Stored items:

>> Start

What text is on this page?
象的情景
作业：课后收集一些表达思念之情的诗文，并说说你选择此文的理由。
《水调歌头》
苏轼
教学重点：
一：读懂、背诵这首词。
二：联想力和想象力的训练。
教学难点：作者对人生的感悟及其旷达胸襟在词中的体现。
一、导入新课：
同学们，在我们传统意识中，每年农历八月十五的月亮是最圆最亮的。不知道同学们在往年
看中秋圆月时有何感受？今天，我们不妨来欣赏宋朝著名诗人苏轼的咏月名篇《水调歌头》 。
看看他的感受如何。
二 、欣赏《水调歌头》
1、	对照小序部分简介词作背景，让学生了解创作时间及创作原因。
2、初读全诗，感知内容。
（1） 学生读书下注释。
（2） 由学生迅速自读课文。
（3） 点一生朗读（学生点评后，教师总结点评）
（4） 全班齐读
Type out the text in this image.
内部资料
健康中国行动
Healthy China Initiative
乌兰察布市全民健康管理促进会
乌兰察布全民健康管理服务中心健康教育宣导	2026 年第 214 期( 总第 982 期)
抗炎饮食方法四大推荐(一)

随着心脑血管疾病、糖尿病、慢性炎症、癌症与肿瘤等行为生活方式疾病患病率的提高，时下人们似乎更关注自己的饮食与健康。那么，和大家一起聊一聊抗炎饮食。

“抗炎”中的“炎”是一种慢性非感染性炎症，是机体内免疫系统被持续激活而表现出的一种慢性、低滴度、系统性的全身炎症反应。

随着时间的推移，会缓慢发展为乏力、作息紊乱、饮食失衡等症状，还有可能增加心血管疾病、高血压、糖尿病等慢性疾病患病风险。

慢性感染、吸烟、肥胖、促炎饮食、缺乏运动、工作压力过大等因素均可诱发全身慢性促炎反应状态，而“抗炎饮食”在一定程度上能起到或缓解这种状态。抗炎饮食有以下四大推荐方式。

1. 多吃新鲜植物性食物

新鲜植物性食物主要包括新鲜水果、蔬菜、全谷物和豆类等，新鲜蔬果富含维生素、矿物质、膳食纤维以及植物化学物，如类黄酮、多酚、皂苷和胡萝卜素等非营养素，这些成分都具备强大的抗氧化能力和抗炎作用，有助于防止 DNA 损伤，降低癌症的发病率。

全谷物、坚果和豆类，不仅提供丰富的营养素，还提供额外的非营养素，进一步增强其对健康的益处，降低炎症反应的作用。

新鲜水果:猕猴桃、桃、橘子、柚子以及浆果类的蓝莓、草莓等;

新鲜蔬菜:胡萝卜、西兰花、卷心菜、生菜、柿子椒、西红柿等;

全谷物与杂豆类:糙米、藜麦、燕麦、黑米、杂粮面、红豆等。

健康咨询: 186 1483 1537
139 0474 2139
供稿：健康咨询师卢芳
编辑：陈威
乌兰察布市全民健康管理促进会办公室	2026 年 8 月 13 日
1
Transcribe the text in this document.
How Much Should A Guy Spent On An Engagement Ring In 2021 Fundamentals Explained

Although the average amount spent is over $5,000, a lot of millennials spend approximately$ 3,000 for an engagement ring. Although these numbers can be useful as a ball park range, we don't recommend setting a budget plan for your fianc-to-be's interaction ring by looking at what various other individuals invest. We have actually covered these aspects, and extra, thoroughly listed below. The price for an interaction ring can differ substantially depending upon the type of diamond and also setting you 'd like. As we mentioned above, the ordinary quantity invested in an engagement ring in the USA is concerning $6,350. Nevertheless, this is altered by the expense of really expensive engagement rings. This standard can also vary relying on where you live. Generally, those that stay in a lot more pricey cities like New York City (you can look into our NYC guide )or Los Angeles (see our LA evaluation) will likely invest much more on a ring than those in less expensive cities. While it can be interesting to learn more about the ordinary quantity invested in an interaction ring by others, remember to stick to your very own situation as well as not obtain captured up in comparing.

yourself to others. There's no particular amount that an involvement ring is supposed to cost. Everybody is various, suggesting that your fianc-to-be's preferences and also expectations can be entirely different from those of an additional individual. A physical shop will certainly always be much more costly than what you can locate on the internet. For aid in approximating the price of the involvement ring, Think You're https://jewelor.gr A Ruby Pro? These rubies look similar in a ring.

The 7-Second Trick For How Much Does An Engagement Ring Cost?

>> End

SET TASK:
What do the records say? Quote them all exactly.

CORRECT RESULT:
What text is on this page?
象的情景
作业：课后收集一些表达思念之情的诗文，并说说你选择此文的理由。
《水调歌头》
苏轼
教学重点：
一：读懂、背诵这首词。
二：联想力和想象力的训练。
教学难点：作者对人生的感悟及其旷达胸襟在词中的体现。
一、导入新课：
同学们，在我们传统意识中，每年农历八月十五的月亮是最圆最亮的。不知道同学们在往年
看中秋圆月时有何感受？今天，我们不妨来欣赏宋朝著名诗人苏轼的咏月名篇《水调歌头》 。
看看他的感受如何。
二 、欣赏《水调歌头》
1、	对照小序部分简介词作背景，让学生了解创作时间及创作原因。
2、初读全诗，感知内容。
（1） 学生读书下注释。
（2） 由学生迅速自读课文。
（3） 点一生朗读（学生点评后，教师总结点评）
（4） 全班齐读
Type out the text in this image.
内部资料
健康中国行动
Healthy China Initiative
乌兰察布市全民健康管理促进会
乌兰察布全民健康管理服务中心健康教育宣导	2026 年第 214 期( 总第 982 期)
抗炎饮食方法四大推荐(一)

随着心脑血管疾病、糖尿病、慢性炎症、癌症与肿瘤等行为生活方式疾病患病率的提高，时下人们似乎更关注自己的饮食与健康。那么，和大家一起聊一聊抗炎饮食。

“抗炎”中的“炎”是一种慢性非感染性炎症，是机体内免疫系统被持续激活而表现出的一种慢性、低滴度、系统性的全身炎症反应。

随着时间的推移，会缓慢发展为乏力、作息紊乱、饮食失衡等症状，还有可能增加心血管疾病、高血压、糖尿病等慢性疾病患病风险。

慢性感染、吸烟、肥胖、促炎饮食、缺乏运动、工作压力过大等因素均可诱发全身慢性促炎反应状态，而“抗炎饮食”在一定程度上能起到或缓解这种状态。抗炎饮食有以下四大推荐方式。

1. 多吃新鲜植物性食物

新鲜植物性食物主要包括新鲜水果、蔬菜、全谷物和豆类等，新鲜蔬果富含维生素、矿物质、膳食纤维以及植物化学物，如类黄酮、多酚、皂苷和胡萝卜素等非营养素，这些成分都具备强大的抗氧化能力和抗炎作用，有助于防止 DNA 损伤，降低癌症的发病率。

全谷物、坚果和豆类，不仅提供丰富的营养素，还提供额外的非营养素，进一步增强其对健康的益处，降低炎症反应的作用。

新鲜水果:猕猴桃、桃、橘子、柚子以及浆果类的蓝莓、草莓等;

新鲜蔬菜:胡萝卜、西兰花、卷心菜、生菜、柿子椒、西红柿等;

全谷物与杂豆类:糙米、藜麦、燕麦、黑米、杂粮面、红豆等。

健康咨询: 186 1483 1537
139 0474 2139
供稿：健康咨询师卢芳
编辑：陈威
乌兰察布市全民健康管理促进会办公室	2026 年 8 月 13 日
1
Transcribe the text in this document.
How Much Should A Guy Spent On An Engagement Ring In 2021 Fundamentals Explained

Although the average amount spent is over $5,000, a lot of millennials spend approximately$ 3,000 for an engagement ring. Although these numbers can be useful as a ball park range, we don't recommend setting a budget plan for your fianc-to-be's interaction ring by looking at what various other individuals invest. We have actually covered these aspects, and extra, thoroughly listed below. The price for an interaction ring can differ substantially depending upon the type of diamond and also setting you 'd like. As we mentioned above, the ordinary quantity invested in an engagement ring in the USA is concerning $6,350. Nevertheless, this is altered by the expense of really expensive engagement rings. This standard can also vary relying on where you live. Generally, those that stay in a lot more pricey cities like New York City (you can look into our NYC guide )or Los Angeles (see our LA evaluation) will likely invest much more on a ring than those in less expensive cities. While it can be interesting to learn more about the ordinary quantity invested in an interaction ring by others, remember to stick to your very own situation as well as not obtain captured up in comparing.

yourself to others. There's no particular amount that an involvement ring is supposed to cost. Everybody is various, suggesting that your fianc-to-be's preferences and also expectations can be entirely different from those of an additional individual. A physical shop will certainly always be much more costly than what you can locate on the internet. For aid in approximating the price of the involvement ring, Think You're https://jewelor.gr A Ruby Pro? These rubies look similar in a ring.

The 7-Second Trick For How Much Does An Engagement Ring Cost?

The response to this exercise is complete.